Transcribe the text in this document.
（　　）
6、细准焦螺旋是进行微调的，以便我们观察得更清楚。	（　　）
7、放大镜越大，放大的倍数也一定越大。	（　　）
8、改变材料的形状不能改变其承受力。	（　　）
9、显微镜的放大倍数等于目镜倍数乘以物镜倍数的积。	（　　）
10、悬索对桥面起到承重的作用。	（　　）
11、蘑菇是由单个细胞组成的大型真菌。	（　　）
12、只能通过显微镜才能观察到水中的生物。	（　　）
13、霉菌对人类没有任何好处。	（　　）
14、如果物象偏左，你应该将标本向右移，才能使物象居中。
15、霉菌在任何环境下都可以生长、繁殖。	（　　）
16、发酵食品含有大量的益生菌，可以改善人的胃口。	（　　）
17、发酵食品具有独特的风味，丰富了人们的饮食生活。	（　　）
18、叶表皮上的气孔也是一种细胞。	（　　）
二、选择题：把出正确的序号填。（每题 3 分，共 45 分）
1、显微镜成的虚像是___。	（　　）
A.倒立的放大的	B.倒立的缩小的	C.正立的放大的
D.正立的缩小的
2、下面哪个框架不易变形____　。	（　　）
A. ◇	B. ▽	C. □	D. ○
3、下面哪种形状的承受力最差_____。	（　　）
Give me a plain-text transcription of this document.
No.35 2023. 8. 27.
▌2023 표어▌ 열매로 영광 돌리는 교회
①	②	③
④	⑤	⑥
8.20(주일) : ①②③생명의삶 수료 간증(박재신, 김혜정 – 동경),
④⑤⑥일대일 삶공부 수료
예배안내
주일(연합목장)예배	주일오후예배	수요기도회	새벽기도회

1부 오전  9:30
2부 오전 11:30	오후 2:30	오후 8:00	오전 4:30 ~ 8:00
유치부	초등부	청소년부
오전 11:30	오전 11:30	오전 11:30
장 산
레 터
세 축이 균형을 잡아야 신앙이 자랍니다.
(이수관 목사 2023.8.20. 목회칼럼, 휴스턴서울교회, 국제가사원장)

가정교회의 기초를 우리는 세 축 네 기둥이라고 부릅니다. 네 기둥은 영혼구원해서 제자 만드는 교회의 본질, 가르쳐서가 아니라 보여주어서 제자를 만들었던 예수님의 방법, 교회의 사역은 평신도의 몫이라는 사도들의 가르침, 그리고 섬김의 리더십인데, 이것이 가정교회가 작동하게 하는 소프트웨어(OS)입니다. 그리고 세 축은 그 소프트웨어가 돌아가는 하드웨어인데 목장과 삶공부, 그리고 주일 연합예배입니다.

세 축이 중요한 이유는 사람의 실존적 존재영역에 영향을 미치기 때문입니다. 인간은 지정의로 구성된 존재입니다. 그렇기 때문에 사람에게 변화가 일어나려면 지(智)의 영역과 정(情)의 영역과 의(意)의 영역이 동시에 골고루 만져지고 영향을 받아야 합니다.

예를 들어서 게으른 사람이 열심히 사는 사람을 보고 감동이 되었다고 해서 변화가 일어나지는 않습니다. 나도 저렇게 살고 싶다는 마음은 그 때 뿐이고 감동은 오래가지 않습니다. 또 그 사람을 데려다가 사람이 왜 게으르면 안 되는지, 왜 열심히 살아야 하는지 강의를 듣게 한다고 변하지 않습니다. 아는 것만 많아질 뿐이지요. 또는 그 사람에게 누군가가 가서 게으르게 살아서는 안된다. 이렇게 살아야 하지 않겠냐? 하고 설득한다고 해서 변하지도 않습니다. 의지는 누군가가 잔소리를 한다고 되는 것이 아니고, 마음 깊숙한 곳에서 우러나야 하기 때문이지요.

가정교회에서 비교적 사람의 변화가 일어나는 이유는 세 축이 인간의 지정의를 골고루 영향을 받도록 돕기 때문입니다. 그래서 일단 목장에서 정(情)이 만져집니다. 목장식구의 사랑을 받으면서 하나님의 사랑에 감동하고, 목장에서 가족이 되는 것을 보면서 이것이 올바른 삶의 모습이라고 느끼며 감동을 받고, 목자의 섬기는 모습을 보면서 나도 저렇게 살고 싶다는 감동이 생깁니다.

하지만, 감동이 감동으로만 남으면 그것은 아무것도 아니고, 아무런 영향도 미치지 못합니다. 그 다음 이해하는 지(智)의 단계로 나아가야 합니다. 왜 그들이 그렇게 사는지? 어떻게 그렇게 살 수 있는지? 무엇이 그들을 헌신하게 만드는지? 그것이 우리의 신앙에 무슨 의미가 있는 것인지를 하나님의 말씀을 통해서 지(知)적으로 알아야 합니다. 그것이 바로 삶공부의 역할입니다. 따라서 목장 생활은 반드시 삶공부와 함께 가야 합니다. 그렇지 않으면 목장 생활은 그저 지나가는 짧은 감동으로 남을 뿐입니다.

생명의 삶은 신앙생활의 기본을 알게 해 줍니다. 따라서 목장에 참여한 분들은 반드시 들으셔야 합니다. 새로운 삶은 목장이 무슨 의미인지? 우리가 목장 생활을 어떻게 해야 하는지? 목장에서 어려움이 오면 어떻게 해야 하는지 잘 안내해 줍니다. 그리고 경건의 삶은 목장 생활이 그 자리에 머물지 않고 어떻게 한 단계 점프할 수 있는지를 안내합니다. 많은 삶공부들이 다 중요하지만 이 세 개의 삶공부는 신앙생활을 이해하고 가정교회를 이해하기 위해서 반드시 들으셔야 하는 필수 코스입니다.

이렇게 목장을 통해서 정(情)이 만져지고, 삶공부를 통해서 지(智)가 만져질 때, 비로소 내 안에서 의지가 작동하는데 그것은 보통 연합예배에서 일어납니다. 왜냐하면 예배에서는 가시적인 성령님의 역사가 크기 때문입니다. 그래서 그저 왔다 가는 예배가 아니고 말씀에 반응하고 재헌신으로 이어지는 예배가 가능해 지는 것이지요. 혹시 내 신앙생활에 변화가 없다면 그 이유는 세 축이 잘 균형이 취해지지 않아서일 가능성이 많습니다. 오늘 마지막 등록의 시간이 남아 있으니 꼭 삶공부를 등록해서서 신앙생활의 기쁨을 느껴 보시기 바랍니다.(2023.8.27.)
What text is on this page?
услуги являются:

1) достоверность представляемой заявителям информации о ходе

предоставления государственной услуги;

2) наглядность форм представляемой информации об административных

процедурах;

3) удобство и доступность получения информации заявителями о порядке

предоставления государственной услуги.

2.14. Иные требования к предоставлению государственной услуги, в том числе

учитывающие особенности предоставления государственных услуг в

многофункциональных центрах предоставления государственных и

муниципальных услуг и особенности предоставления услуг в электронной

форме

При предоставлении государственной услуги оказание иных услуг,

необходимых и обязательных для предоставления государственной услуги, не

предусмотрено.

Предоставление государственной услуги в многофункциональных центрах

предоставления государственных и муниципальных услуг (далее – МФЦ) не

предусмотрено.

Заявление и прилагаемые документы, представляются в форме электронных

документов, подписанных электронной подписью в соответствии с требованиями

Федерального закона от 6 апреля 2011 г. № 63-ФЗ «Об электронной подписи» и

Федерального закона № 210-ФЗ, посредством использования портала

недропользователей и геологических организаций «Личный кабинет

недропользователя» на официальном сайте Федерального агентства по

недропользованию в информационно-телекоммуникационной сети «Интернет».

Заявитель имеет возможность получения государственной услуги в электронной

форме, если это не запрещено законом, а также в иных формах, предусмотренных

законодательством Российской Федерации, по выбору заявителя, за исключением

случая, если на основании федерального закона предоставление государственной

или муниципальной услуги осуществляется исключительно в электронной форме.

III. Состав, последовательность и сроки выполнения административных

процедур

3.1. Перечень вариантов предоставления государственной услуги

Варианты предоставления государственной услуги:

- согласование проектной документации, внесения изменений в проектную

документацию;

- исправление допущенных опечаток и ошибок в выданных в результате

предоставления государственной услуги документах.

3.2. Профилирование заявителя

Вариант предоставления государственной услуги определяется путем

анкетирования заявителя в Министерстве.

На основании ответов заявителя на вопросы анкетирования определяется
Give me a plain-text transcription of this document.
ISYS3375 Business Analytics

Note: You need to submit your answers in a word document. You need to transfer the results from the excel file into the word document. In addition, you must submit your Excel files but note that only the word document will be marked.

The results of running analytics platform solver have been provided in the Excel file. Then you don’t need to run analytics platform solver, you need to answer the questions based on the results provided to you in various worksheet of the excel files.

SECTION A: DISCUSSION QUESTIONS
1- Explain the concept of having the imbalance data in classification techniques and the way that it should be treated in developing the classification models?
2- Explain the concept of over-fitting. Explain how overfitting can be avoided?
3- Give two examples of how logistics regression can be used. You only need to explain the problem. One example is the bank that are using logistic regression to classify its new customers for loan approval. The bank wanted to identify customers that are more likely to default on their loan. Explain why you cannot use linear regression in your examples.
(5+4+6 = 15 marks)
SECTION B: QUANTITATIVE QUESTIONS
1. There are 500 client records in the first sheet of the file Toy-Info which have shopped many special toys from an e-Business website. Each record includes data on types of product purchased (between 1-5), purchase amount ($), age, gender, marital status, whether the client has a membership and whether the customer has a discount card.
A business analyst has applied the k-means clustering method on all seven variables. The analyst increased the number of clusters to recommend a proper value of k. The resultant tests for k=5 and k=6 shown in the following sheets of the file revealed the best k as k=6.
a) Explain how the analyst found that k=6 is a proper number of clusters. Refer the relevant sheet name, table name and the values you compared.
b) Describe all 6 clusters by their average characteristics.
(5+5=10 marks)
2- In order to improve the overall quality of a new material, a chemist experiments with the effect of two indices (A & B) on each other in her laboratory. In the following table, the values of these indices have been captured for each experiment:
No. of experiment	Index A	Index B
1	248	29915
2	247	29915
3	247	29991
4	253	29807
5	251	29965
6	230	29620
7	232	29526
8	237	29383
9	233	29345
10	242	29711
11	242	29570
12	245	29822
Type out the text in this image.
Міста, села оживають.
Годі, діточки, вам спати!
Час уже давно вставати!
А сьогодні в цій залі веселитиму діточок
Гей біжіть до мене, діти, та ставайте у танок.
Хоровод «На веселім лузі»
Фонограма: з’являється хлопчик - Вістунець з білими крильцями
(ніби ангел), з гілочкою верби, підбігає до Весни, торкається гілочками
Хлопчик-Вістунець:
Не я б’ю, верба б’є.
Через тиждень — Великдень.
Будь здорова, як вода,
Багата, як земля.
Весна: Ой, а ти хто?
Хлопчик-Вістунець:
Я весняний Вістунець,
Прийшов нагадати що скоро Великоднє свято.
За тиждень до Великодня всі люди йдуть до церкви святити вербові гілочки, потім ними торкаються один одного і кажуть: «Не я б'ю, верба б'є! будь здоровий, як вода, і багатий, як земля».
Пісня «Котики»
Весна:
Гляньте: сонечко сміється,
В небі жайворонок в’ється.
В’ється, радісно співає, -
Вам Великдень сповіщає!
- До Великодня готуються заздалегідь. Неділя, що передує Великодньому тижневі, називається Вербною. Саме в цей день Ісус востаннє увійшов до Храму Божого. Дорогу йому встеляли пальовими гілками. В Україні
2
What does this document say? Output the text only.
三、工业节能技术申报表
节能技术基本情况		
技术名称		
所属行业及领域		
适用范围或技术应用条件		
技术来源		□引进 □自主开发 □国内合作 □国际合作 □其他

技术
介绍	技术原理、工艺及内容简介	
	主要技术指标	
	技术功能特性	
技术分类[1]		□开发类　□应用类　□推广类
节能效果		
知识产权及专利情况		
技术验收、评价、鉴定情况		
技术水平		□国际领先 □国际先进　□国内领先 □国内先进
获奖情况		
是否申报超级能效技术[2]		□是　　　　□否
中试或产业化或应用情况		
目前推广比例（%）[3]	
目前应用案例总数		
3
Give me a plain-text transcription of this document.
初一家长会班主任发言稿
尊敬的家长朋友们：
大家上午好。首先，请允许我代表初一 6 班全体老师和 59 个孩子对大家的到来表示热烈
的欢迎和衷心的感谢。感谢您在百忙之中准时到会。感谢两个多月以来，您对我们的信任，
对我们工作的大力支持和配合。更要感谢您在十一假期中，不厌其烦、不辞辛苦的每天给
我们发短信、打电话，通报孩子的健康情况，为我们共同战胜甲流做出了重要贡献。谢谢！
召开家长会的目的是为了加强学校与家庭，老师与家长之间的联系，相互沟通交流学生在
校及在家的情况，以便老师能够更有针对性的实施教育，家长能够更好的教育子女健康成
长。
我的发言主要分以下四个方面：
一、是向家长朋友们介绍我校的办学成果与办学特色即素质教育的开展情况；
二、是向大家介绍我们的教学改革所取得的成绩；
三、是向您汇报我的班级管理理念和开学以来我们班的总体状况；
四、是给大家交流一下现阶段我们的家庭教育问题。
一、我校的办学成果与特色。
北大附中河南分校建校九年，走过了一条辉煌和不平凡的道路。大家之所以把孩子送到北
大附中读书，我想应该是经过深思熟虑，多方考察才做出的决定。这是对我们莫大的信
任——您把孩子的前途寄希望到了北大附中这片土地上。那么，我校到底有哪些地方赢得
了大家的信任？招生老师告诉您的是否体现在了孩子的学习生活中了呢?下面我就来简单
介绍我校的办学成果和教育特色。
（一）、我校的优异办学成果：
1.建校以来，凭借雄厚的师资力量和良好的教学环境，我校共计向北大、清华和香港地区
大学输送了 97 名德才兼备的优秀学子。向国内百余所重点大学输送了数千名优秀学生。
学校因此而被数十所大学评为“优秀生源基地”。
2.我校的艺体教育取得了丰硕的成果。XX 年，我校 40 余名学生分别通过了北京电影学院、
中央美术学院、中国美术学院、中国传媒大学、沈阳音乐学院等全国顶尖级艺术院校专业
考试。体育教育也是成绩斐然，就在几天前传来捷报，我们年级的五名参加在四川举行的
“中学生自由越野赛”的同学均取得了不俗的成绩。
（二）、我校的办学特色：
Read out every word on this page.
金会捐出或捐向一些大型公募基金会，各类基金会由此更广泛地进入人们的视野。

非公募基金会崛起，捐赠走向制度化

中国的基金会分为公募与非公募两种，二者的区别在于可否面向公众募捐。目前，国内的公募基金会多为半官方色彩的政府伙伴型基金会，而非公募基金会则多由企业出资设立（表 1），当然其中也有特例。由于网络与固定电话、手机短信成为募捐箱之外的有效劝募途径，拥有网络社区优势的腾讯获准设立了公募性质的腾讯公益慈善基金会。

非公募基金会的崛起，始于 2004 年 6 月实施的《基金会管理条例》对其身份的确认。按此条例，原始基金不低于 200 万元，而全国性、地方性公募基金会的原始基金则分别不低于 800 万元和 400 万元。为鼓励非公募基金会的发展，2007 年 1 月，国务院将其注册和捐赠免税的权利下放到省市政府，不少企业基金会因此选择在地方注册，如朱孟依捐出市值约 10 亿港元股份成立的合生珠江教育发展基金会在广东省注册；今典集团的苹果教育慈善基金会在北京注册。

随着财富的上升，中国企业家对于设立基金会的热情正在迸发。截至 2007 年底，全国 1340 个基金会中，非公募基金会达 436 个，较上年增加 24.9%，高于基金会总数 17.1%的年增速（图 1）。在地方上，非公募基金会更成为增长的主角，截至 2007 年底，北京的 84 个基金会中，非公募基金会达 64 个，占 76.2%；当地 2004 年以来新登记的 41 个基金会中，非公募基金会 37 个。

***

▸ Exercise brief
Scan the records above for the string "основании", then report every line that contains it.

▸ Solution to this problem
случая, если на основании федерального закона предоставление государственной
На основании ответов заявителя на вопросы анкетирования определяется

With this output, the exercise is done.